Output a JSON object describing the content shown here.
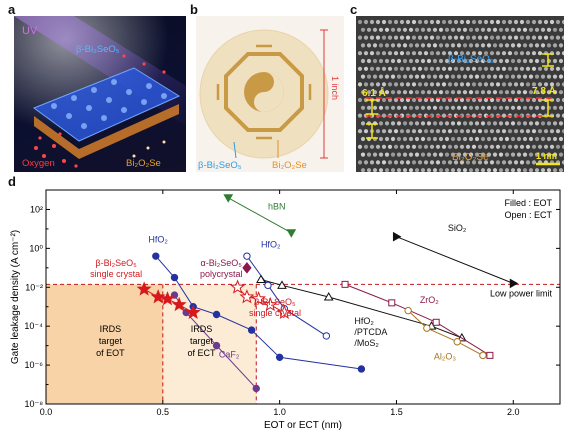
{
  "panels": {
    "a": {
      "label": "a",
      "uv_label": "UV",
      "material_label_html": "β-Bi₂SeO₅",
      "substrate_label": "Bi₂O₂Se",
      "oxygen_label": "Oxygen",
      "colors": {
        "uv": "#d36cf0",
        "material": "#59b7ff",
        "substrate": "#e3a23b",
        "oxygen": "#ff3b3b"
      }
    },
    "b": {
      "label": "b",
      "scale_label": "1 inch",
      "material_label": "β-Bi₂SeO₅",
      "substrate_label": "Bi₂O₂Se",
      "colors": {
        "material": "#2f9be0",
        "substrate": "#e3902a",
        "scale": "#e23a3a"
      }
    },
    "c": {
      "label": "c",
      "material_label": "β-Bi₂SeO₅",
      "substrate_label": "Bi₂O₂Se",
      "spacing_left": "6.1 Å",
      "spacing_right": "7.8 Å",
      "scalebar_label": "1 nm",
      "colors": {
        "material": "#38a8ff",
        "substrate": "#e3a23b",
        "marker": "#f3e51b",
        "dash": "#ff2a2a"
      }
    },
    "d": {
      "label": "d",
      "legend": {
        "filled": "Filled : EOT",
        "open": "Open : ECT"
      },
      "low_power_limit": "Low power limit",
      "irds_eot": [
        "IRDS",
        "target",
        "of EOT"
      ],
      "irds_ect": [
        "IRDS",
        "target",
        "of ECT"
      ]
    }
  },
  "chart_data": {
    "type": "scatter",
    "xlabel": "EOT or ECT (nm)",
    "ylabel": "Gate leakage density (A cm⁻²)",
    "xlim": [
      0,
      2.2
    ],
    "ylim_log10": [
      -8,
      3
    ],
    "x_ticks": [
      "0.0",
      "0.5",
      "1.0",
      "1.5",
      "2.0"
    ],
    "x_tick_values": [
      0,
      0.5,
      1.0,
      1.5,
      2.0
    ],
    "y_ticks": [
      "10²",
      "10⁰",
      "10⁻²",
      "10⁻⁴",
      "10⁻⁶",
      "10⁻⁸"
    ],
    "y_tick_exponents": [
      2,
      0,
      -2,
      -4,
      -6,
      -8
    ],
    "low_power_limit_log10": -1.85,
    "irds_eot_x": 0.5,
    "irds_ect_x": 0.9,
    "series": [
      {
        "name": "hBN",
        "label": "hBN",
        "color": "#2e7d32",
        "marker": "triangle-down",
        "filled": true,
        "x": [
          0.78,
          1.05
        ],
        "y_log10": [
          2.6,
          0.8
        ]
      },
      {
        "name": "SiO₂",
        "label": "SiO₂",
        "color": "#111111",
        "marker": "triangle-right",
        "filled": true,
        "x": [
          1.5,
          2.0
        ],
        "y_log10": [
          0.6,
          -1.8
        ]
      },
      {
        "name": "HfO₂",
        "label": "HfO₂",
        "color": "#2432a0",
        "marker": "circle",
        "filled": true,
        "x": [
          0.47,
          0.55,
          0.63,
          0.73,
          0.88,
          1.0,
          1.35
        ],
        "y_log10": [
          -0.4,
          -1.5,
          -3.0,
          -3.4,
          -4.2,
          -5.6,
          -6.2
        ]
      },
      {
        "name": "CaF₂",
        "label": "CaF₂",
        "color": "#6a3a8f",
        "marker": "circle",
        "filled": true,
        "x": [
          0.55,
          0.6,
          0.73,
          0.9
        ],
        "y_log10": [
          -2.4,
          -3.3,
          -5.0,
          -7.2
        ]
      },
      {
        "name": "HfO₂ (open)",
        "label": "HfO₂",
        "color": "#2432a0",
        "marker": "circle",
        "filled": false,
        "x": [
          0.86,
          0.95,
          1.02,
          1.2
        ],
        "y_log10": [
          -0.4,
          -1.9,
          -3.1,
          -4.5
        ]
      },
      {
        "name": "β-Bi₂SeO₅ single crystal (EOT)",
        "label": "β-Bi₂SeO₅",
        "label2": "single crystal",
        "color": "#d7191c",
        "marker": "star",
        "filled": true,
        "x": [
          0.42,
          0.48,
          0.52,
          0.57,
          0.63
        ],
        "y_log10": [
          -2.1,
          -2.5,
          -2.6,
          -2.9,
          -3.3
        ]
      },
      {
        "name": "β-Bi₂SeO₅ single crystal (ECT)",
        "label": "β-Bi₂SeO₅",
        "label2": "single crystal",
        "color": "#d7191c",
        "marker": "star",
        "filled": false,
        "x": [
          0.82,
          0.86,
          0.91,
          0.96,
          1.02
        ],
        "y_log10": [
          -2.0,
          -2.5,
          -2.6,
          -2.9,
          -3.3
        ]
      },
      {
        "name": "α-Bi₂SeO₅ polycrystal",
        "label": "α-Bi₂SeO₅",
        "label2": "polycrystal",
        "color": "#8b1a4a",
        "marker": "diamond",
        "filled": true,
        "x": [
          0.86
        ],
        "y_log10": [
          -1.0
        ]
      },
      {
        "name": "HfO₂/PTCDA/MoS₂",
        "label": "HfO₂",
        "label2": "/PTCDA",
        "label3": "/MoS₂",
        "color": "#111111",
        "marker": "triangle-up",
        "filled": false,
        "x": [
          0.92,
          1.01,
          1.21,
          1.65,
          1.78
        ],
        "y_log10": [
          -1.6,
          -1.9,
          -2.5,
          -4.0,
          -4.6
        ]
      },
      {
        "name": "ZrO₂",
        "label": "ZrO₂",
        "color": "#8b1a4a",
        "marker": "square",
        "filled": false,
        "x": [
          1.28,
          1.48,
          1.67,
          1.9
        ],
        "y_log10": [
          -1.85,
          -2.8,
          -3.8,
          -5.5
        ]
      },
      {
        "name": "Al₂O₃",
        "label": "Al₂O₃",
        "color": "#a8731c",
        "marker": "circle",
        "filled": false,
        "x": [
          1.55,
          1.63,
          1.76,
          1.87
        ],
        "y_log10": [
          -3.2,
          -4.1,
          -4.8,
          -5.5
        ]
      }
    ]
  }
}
=-=-=-=-=
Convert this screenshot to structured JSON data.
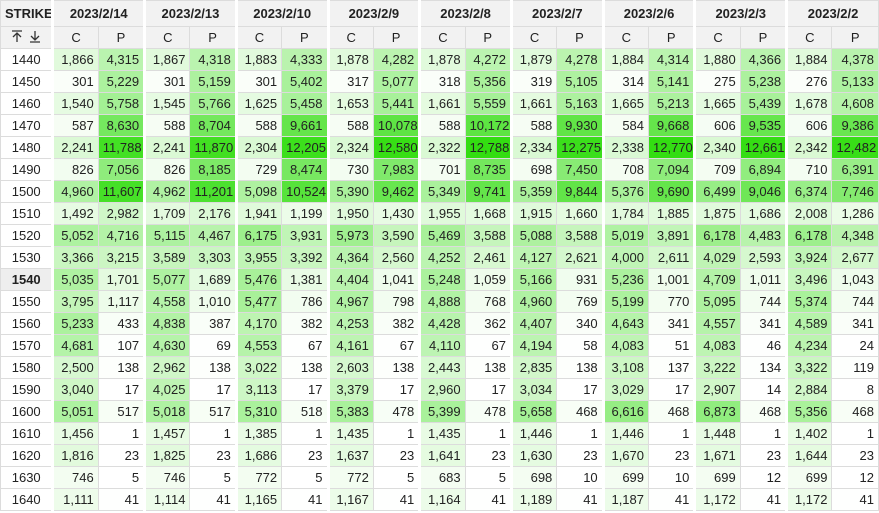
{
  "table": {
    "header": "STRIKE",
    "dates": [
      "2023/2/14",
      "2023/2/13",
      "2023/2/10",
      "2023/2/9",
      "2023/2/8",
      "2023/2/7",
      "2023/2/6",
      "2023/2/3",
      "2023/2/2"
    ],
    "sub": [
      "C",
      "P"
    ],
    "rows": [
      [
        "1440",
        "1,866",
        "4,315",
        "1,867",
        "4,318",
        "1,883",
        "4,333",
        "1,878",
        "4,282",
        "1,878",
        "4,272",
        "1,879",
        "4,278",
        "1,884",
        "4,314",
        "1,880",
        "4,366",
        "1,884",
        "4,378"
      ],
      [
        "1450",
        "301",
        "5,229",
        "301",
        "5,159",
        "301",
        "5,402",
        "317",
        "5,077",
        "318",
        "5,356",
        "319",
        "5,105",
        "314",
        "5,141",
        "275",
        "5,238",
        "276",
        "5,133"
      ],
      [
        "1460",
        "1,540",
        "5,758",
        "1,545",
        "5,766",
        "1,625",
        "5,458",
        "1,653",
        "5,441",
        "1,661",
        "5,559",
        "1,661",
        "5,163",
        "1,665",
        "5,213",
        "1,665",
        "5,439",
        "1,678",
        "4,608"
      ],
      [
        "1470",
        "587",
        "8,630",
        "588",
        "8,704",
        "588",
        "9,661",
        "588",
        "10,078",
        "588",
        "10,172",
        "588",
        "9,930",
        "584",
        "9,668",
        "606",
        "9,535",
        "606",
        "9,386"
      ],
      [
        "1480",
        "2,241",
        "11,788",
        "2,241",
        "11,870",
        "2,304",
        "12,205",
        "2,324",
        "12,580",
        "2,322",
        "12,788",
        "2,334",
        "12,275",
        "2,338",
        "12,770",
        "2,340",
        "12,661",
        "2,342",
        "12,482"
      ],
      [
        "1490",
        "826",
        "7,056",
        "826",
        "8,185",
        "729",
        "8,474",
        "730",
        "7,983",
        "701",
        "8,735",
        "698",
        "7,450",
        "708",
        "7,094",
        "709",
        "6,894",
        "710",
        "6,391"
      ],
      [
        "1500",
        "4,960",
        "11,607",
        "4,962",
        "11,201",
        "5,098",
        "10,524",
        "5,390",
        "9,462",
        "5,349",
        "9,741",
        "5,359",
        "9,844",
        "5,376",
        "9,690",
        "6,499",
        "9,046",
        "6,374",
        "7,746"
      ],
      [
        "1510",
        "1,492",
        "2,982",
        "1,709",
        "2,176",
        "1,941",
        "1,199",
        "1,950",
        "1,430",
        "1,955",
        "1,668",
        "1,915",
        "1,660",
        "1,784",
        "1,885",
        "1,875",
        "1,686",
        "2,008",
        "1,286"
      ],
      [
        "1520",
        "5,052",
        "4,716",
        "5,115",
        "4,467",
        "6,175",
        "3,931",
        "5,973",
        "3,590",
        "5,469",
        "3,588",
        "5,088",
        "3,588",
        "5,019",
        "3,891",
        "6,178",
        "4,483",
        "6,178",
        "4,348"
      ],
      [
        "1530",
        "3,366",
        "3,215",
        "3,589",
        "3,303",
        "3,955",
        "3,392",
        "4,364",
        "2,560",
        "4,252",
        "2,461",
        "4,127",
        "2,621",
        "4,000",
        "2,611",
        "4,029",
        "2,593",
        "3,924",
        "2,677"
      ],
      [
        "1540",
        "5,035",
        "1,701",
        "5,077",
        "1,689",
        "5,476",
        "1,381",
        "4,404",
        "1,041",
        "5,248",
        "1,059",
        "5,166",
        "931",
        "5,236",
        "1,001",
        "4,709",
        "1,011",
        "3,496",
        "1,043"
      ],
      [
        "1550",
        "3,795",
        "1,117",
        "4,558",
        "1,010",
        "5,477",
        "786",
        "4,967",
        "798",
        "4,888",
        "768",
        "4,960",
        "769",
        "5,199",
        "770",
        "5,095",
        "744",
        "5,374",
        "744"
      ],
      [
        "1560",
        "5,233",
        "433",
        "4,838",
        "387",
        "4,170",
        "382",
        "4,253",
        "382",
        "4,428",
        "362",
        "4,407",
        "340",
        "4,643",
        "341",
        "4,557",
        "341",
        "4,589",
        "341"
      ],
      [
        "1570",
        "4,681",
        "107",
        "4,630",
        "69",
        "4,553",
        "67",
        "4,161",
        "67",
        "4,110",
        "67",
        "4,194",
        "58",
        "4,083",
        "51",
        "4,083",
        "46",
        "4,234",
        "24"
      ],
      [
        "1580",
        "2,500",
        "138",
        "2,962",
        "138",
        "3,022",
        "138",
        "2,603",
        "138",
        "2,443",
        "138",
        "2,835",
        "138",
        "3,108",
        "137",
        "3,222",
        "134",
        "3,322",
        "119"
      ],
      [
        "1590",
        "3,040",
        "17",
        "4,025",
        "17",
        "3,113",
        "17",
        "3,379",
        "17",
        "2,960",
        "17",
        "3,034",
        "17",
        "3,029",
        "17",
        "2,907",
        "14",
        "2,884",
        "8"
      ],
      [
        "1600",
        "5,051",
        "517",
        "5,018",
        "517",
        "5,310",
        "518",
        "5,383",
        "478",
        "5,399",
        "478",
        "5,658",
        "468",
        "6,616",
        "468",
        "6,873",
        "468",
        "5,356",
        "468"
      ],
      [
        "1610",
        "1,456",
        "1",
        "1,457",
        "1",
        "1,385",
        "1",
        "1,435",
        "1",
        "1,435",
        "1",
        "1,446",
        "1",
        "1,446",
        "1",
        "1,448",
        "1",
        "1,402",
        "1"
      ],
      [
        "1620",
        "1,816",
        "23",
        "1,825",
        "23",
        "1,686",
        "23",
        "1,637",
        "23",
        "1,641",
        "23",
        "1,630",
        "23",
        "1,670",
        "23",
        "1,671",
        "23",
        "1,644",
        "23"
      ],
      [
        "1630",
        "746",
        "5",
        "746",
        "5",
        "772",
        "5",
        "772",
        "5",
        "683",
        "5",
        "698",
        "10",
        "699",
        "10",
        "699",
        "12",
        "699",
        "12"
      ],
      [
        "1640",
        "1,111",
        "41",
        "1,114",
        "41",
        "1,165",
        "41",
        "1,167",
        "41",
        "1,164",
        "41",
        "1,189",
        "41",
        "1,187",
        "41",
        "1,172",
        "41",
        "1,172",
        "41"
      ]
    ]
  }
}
=-=-=-=-=
▸ Written request
Find how many lines in the listing hold "polycrystal", and reply with that number only.

▸ Task solution
2